EXERCISE GOAL: Give, as a bare number, the count of lines that contain the word "colorbar".

* begin RECORDS FOR THIS TASK *

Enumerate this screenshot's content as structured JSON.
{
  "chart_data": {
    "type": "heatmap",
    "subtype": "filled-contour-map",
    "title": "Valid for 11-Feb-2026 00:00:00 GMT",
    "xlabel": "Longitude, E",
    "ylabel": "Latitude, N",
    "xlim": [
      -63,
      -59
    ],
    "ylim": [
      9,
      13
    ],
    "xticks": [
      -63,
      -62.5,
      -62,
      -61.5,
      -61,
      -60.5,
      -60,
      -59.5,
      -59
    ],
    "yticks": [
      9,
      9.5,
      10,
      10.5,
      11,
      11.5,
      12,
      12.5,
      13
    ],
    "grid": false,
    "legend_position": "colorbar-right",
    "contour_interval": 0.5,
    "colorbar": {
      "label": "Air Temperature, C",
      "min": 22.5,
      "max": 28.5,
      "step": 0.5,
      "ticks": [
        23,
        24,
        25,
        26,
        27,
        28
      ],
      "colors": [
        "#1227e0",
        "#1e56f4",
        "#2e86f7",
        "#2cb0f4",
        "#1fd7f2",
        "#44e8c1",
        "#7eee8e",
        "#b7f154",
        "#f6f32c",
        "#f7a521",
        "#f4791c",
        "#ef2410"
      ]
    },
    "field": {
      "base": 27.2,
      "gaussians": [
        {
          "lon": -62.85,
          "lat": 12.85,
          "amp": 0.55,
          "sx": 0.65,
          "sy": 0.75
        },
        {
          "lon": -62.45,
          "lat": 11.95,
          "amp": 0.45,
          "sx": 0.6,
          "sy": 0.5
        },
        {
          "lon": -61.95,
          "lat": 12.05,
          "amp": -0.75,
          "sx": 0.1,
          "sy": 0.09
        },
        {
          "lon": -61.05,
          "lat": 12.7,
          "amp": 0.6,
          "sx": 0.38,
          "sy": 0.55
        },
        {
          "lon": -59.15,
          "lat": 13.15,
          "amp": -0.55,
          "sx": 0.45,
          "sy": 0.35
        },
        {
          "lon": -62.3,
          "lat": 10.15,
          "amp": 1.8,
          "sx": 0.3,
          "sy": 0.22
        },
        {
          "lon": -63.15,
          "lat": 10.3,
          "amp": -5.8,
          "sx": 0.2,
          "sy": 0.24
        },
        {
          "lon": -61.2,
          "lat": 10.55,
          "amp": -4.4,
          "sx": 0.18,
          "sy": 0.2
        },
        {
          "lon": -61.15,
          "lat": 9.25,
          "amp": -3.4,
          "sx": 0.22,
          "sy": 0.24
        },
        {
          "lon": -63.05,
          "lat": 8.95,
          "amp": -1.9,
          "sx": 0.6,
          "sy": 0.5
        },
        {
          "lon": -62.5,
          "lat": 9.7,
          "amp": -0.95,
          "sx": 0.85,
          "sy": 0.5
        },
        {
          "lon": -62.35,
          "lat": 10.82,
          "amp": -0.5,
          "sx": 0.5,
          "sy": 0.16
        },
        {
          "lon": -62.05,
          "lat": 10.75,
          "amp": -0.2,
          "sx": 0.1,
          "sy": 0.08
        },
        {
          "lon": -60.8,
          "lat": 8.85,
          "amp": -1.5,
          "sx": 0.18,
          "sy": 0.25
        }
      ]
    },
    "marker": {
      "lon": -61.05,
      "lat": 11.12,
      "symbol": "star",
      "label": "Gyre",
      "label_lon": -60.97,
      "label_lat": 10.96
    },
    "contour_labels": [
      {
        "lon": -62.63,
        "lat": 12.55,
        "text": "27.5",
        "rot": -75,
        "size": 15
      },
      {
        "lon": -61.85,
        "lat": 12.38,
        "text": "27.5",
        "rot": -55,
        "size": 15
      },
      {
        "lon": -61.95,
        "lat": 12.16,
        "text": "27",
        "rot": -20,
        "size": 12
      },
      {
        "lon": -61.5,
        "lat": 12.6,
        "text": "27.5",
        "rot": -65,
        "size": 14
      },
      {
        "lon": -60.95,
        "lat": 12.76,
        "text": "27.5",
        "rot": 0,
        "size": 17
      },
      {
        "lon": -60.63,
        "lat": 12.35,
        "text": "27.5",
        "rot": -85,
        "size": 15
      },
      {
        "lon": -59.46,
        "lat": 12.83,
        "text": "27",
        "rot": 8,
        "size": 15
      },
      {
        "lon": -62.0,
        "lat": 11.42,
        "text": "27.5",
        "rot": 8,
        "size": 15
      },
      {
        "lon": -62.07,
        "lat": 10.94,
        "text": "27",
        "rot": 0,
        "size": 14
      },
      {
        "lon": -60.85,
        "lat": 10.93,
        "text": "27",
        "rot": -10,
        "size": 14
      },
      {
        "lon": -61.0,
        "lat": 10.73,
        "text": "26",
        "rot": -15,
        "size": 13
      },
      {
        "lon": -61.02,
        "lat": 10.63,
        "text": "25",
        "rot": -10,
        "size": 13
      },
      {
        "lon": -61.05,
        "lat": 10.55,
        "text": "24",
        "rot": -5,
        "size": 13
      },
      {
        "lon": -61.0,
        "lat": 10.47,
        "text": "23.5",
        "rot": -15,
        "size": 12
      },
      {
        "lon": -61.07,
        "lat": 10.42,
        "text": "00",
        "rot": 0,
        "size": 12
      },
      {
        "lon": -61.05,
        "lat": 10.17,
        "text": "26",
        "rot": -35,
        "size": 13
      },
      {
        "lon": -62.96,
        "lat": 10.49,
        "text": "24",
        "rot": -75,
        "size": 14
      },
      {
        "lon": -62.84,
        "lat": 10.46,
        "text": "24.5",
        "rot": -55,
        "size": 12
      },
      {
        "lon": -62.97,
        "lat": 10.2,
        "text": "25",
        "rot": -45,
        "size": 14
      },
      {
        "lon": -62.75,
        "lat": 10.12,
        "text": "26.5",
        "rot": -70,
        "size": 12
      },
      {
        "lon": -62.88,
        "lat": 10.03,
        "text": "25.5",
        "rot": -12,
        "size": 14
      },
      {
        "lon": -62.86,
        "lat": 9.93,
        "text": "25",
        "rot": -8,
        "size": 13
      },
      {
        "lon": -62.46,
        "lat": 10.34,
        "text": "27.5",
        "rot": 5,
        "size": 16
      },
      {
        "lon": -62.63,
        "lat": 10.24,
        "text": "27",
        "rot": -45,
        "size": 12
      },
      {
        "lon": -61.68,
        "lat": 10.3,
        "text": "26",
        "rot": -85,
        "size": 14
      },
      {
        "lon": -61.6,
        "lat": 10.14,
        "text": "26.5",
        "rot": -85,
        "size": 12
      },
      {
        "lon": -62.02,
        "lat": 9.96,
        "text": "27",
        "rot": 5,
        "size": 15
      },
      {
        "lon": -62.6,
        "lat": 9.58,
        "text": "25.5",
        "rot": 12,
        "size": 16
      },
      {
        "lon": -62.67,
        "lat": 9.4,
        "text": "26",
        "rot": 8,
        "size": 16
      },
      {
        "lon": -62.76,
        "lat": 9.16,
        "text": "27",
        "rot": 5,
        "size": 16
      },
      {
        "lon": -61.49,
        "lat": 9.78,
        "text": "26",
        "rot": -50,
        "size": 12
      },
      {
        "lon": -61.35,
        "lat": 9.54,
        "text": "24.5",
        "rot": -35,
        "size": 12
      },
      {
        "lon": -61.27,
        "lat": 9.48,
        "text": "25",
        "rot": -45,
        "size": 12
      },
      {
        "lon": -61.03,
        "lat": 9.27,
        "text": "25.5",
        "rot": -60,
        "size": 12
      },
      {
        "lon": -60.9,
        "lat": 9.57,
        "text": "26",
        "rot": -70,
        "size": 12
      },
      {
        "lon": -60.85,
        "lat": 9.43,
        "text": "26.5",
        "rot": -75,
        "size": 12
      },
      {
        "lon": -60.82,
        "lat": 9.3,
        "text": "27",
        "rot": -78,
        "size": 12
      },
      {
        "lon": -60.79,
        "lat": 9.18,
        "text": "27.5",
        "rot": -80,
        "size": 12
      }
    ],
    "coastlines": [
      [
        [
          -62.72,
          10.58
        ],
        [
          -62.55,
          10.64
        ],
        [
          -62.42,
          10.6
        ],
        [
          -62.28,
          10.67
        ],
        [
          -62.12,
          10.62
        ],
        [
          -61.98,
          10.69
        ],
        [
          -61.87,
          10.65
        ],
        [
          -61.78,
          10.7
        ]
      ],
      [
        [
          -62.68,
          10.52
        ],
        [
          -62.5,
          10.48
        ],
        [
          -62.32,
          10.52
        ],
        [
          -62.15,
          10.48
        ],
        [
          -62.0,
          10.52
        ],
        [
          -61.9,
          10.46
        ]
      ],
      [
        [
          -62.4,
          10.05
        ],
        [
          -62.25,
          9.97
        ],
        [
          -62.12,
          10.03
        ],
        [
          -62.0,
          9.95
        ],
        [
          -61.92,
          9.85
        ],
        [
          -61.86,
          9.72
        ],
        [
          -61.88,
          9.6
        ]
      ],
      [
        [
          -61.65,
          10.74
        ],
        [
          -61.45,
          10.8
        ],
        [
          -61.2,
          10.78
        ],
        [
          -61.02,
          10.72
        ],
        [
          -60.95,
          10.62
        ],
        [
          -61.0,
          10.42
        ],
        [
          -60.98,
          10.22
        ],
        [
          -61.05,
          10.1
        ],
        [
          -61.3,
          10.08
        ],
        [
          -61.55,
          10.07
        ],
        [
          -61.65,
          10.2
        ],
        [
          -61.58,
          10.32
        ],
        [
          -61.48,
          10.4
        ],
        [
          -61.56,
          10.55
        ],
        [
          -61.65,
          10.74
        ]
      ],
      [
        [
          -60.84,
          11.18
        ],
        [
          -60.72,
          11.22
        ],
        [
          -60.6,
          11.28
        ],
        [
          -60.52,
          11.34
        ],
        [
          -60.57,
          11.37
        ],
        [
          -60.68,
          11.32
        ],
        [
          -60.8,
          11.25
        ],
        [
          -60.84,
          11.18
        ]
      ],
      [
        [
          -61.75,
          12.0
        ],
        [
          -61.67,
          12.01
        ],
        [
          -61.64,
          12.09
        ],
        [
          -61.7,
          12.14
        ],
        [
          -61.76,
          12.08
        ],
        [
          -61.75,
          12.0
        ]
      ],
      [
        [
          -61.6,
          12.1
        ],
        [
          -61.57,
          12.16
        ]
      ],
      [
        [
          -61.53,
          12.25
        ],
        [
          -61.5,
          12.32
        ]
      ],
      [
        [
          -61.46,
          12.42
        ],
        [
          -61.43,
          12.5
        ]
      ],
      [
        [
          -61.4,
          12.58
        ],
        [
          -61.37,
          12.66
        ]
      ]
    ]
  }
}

* end RECORDS FOR THIS TASK *

SOLUTION FOR THIS PROBLEM: 2